TASK GOAL
Note each line where "SDSS" appears, and copy it.
## Begin DATA SUPPLIED
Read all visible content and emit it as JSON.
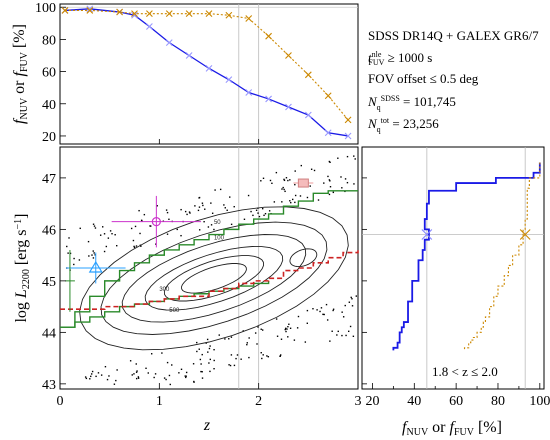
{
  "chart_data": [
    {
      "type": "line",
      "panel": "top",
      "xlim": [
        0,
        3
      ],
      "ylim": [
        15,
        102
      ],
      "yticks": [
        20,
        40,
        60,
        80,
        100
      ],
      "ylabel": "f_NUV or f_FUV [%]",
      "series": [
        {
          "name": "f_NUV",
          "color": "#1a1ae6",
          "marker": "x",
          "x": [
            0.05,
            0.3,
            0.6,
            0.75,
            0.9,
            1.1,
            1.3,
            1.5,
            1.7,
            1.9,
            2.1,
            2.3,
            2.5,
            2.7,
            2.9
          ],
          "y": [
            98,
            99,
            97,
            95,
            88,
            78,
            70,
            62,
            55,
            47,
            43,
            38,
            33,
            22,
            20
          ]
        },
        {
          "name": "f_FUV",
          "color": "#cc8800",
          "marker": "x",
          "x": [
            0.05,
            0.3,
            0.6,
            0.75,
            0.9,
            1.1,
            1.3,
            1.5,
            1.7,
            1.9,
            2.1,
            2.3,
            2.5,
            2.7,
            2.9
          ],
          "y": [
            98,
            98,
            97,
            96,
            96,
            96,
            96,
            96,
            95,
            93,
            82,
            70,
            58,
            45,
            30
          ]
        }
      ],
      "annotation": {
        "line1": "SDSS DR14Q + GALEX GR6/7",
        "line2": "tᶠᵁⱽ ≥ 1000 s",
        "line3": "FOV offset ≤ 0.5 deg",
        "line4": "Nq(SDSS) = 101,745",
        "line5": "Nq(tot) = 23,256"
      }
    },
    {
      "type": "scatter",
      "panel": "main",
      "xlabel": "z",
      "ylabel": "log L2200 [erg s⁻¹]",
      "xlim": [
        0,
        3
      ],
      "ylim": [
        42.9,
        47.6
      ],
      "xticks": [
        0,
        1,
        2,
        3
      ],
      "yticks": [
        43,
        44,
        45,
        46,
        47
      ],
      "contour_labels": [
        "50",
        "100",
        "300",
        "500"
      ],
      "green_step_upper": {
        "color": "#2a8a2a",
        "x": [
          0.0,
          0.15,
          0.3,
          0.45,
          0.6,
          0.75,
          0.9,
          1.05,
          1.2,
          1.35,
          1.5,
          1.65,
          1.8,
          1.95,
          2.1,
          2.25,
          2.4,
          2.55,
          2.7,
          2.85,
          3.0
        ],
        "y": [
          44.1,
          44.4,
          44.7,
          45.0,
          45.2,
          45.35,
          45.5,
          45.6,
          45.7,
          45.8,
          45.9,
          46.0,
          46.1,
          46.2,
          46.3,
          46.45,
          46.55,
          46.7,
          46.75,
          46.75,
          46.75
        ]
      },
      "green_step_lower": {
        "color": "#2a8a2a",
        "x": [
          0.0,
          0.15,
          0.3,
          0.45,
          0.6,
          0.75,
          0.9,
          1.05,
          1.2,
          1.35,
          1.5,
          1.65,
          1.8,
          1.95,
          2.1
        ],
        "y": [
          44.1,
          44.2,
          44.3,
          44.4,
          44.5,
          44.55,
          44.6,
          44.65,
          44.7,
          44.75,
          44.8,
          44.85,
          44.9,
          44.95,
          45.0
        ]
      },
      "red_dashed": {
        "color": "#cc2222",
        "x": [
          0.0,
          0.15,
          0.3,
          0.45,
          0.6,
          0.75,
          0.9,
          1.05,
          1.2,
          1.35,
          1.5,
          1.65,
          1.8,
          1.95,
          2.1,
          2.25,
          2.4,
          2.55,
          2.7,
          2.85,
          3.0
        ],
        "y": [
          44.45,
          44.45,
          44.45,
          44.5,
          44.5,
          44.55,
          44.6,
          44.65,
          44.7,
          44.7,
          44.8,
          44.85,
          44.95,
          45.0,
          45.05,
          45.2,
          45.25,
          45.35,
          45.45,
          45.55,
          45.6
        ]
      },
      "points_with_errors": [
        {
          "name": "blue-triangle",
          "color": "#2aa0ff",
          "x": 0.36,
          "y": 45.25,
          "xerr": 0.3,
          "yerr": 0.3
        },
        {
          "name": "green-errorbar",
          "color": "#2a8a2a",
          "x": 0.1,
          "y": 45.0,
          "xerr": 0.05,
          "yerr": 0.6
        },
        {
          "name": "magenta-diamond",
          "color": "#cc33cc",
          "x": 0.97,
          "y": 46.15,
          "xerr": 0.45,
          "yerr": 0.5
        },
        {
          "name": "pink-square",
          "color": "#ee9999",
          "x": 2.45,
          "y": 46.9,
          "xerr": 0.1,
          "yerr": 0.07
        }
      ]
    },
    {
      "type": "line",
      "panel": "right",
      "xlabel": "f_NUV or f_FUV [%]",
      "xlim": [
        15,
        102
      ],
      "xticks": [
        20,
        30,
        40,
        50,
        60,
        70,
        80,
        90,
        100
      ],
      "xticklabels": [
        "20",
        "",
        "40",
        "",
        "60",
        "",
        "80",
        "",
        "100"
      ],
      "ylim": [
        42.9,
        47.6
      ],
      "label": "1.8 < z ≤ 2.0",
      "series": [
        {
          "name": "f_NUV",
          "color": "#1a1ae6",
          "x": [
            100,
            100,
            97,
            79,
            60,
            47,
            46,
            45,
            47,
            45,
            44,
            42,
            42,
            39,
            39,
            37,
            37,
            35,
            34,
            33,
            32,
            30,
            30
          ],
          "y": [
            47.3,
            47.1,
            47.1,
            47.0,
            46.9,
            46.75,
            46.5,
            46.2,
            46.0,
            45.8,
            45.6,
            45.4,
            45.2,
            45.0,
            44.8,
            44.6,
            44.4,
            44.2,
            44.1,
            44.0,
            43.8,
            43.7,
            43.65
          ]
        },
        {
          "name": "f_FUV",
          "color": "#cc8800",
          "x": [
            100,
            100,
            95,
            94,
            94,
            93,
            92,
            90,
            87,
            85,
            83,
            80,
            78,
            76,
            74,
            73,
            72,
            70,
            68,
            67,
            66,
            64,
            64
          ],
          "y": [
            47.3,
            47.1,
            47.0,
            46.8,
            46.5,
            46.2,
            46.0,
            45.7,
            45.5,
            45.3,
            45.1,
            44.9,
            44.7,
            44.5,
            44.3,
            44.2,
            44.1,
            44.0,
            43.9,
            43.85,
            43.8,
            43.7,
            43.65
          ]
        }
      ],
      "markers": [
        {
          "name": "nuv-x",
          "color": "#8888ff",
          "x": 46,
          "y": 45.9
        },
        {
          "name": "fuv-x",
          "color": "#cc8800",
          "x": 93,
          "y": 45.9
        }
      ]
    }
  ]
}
## End DATA SUPPLIED
RESULT OF THE EXERCISE
        "line1": "SDSS DR14Q + GALEX GR6/7",
        "line4": "Nq(SDSS) = 101,745",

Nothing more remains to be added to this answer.